Do this | Draw out every line with the word "display" from the listing below.

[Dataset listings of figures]
____

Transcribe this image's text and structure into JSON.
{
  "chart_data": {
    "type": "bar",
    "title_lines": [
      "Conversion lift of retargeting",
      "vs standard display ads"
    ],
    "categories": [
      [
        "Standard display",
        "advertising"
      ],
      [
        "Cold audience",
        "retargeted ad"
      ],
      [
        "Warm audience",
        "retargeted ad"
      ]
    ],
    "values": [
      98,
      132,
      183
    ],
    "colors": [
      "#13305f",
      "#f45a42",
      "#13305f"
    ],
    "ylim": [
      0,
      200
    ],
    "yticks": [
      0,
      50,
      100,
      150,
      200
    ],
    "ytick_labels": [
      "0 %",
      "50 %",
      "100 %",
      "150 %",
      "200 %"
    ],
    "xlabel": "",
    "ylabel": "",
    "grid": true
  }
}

____

Answer to the exercise |
      "vs standard display ads"
        "Standard display",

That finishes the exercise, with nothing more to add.